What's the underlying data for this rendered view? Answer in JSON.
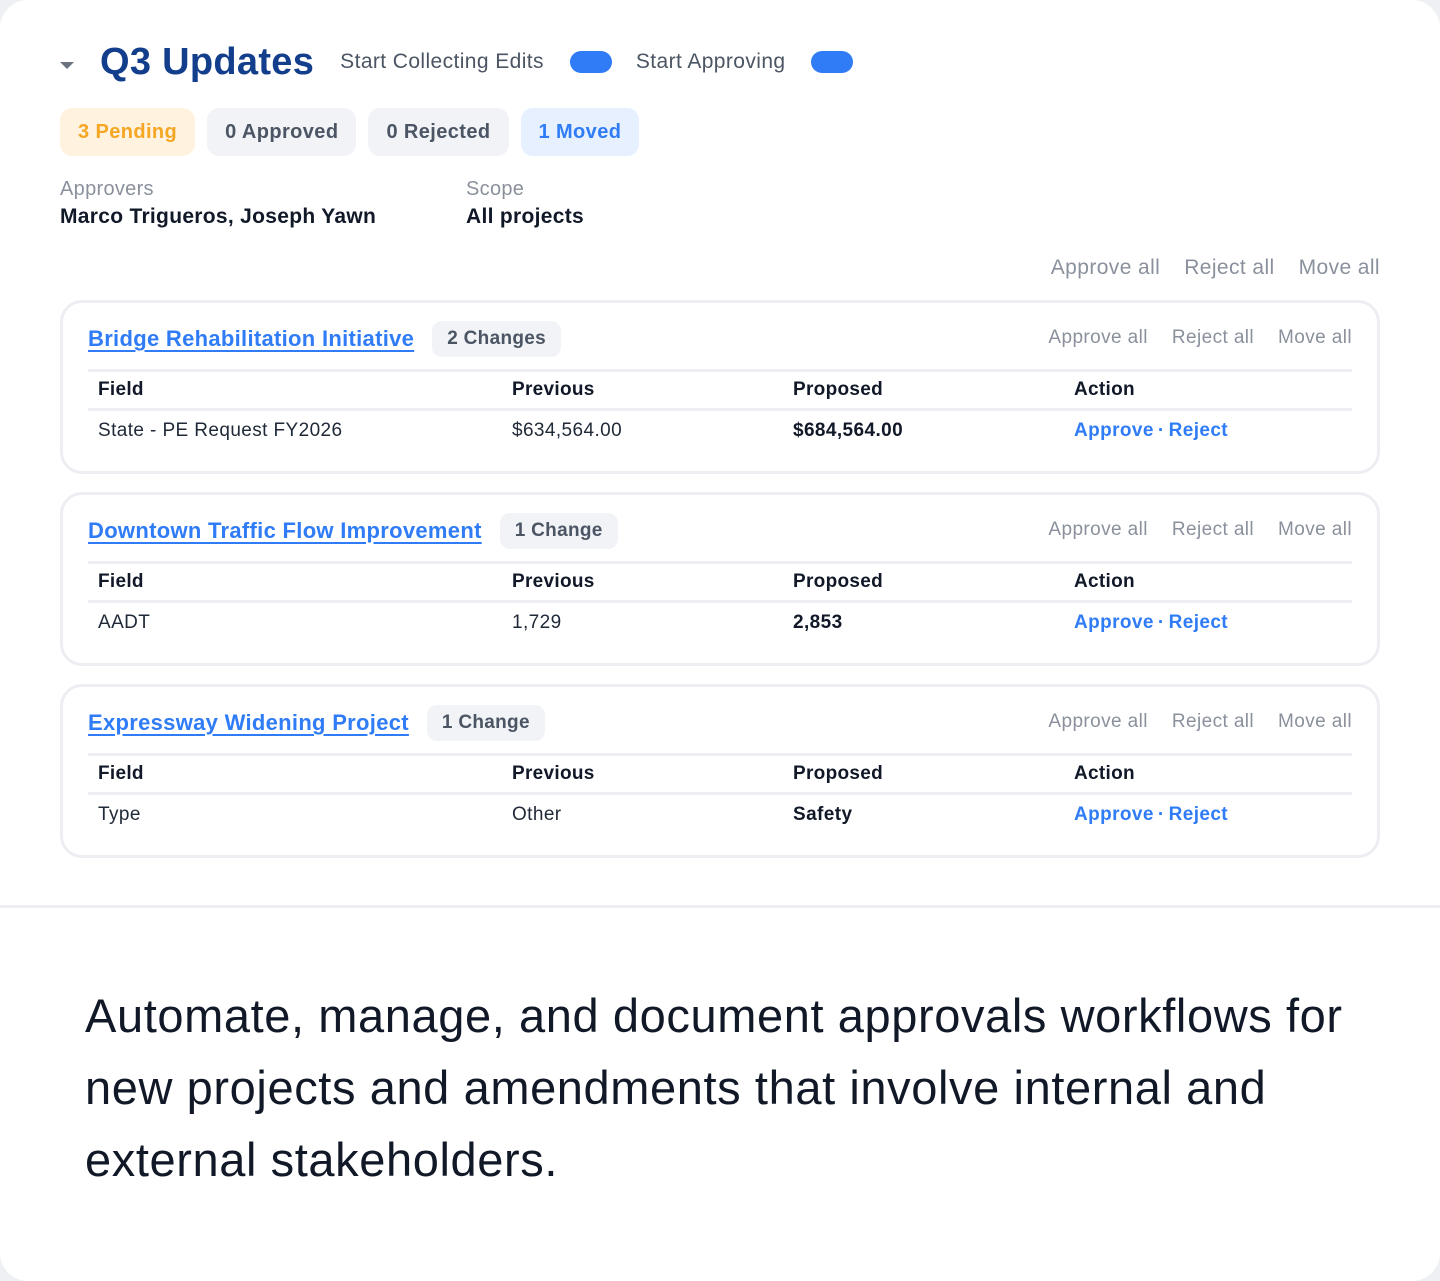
{
  "header": {
    "title": "Q3 Updates",
    "toggle1_label": "Start Collecting Edits",
    "toggle2_label": "Start Approving"
  },
  "stats": {
    "pending": "3 Pending",
    "approved": "0 Approved",
    "rejected": "0 Rejected",
    "moved": "1 Moved"
  },
  "meta": {
    "approvers_label": "Approvers",
    "approvers_value": "Marco Trigueros, Joseph Yawn",
    "scope_label": "Scope",
    "scope_value": "All projects"
  },
  "actions": {
    "approve_all": "Approve all",
    "reject_all": "Reject all",
    "move_all": "Move all"
  },
  "table_headers": {
    "field": "Field",
    "previous": "Previous",
    "proposed": "Proposed",
    "action": "Action"
  },
  "row_actions": {
    "approve": "Approve",
    "separator": "·",
    "reject": "Reject"
  },
  "projects": [
    {
      "name": "Bridge Rehabilitation Initiative",
      "changes": "2 Changes",
      "field": "State - PE Request FY2026",
      "previous": "$634,564.00",
      "proposed": "$684,564.00"
    },
    {
      "name": "Downtown Traffic Flow Improvement",
      "changes": "1 Change",
      "field": "AADT",
      "previous": "1,729",
      "proposed": "2,853"
    },
    {
      "name": "Expressway Widening Project",
      "changes": "1 Change",
      "field": "Type",
      "previous": "Other",
      "proposed": "Safety"
    }
  ],
  "footer": {
    "text": "Automate, manage, and document approvals workflows for new projects and amendments that involve internal and external stakeholders."
  },
  "colors": {
    "accent": "#2f7cf6",
    "title": "#123e8c",
    "pending": "#f5a623"
  }
}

# # #

▶ [GIVEN TASK]: Reproduce the whole listing word for word, setting aside any pictures.

▶ [RESPONSE]:
What's the underlying data for this rendered view? Answer in JSON.
{
  "header": {
    "title": "Q3 Updates",
    "toggle1_label": "Start Collecting Edits",
    "toggle2_label": "Start Approving"
  },
  "stats": {
    "pending": "3 Pending",
    "approved": "0 Approved",
    "rejected": "0 Rejected",
    "moved": "1 Moved"
  },
  "meta": {
    "approvers_label": "Approvers",
    "approvers_value": "Marco Trigueros, Joseph Yawn",
    "scope_label": "Scope",
    "scope_value": "All projects"
  },
  "actions": {
    "approve_all": "Approve all",
    "reject_all": "Reject all",
    "move_all": "Move all"
  },
  "table_headers": {
    "field": "Field",
    "previous": "Previous",
    "proposed": "Proposed",
    "action": "Action"
  },
  "row_actions": {
    "approve": "Approve",
    "separator": "·",
    "reject": "Reject"
  },
  "projects": [
    {
      "name": "Bridge Rehabilitation Initiative",
      "changes": "2 Changes",
      "field": "State - PE Request FY2026",
      "previous": "$634,564.00",
      "proposed": "$684,564.00"
    },
    {
      "name": "Downtown Traffic Flow Improvement",
      "changes": "1 Change",
      "field": "AADT",
      "previous": "1,729",
      "proposed": "2,853"
    },
    {
      "name": "Expressway Widening Project",
      "changes": "1 Change",
      "field": "Type",
      "previous": "Other",
      "proposed": "Safety"
    }
  ],
  "footer": {
    "text": "Automate, manage, and document approvals workflows for new projects and amendments that involve internal and external stakeholders."
  },
  "colors": {
    "accent": "#2f7cf6",
    "title": "#123e8c",
    "pending": "#f5a623"
  }
}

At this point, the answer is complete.